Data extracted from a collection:
* * *

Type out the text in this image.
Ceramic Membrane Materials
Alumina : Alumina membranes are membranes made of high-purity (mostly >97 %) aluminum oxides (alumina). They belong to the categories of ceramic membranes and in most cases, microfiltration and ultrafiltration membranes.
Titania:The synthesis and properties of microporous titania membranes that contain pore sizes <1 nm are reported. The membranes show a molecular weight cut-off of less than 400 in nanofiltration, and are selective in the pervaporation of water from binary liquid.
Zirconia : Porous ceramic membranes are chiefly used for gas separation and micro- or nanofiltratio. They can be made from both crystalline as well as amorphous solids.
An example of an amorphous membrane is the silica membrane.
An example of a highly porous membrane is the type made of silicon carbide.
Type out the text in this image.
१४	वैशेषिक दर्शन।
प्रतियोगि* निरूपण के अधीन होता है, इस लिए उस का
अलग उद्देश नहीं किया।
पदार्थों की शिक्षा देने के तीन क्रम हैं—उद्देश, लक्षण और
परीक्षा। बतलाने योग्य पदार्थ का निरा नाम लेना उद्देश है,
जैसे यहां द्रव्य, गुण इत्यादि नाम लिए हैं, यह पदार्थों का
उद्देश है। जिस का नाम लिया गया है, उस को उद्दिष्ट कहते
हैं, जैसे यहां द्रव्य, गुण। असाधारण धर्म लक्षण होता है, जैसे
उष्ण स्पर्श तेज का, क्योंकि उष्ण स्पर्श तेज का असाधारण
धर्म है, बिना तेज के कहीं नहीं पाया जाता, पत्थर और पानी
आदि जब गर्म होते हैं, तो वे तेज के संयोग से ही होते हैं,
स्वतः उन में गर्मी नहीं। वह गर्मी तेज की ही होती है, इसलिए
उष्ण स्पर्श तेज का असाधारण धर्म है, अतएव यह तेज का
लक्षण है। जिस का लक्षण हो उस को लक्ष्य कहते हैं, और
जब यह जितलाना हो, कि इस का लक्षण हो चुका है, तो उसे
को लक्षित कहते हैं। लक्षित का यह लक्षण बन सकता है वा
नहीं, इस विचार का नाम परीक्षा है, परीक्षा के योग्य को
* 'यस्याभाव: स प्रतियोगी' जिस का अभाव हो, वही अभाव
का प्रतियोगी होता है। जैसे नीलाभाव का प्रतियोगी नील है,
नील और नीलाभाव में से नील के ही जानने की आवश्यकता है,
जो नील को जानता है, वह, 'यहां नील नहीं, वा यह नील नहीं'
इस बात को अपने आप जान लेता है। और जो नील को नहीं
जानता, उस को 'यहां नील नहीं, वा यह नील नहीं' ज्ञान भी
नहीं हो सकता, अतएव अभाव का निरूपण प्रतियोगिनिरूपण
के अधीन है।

* * *

Scan the records above for the string "example", then select every line that holds it.

THE COMPLETED TASK:
An example of an amorphous membrane is the silica membrane.
An example of a highly porous membrane is the type made of silicon carbide.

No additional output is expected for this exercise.